Collection entries:
begin
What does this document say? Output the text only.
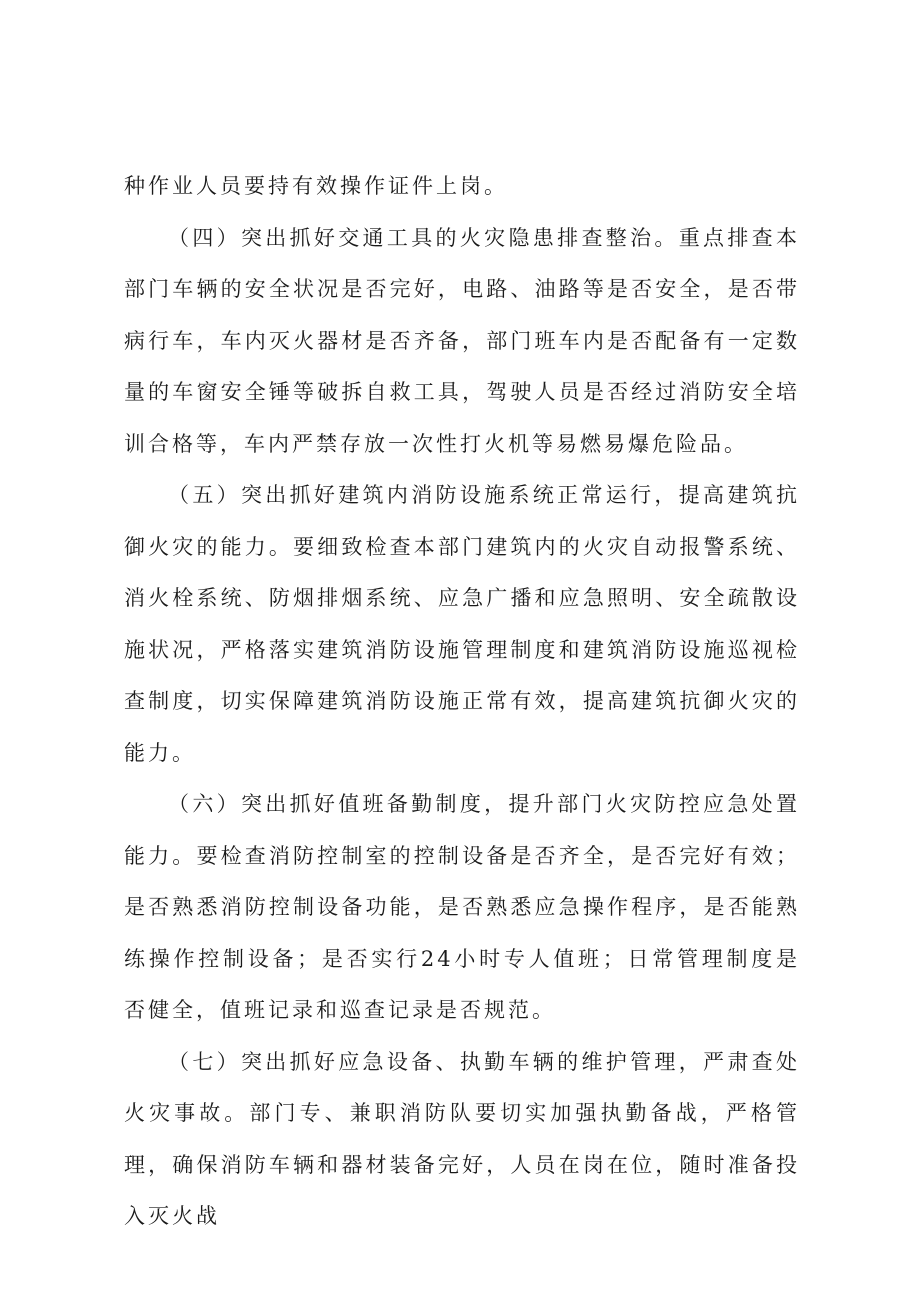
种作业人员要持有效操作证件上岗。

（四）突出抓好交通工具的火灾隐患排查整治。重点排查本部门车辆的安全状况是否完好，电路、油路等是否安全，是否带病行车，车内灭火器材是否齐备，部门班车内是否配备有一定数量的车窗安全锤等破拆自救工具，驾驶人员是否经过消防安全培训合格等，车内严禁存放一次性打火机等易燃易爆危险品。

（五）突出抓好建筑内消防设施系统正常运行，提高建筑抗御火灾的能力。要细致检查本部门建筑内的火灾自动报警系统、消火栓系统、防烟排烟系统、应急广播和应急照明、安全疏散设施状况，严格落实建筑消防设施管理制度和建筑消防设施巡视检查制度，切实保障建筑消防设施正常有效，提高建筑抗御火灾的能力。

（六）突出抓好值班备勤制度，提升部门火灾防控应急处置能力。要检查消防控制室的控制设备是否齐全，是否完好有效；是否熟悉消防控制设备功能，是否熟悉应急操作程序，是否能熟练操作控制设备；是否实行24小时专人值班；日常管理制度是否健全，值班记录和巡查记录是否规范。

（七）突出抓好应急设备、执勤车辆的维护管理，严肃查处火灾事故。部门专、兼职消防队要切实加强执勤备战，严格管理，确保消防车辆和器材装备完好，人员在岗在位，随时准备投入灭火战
end
Written task -> Without including any picture, repeat the data exactly.

Reply to the task ->
What does this document say? Output the text only.
种作业人员要持有效操作证件上岗。

（四）突出抓好交通工具的火灾隐患排查整治。重点排查本部门车辆的安全状况是否完好，电路、油路等是否安全，是否带病行车，车内灭火器材是否齐备，部门班车内是否配备有一定数量的车窗安全锤等破拆自救工具，驾驶人员是否经过消防安全培训合格等，车内严禁存放一次性打火机等易燃易爆危险品。

（五）突出抓好建筑内消防设施系统正常运行，提高建筑抗御火灾的能力。要细致检查本部门建筑内的火灾自动报警系统、消火栓系统、防烟排烟系统、应急广播和应急照明、安全疏散设施状况，严格落实建筑消防设施管理制度和建筑消防设施巡视检查制度，切实保障建筑消防设施正常有效，提高建筑抗御火灾的能力。

（六）突出抓好值班备勤制度，提升部门火灾防控应急处置能力。要检查消防控制室的控制设备是否齐全，是否完好有效；是否熟悉消防控制设备功能，是否熟悉应急操作程序，是否能熟练操作控制设备；是否实行24小时专人值班；日常管理制度是否健全，值班记录和巡查记录是否规范。

（七）突出抓好应急设备、执勤车辆的维护管理，严肃查处火灾事故。部门专、兼职消防队要切实加强执勤备战，严格管理，确保消防车辆和器材装备完好，人员在岗在位，随时准备投入灭火战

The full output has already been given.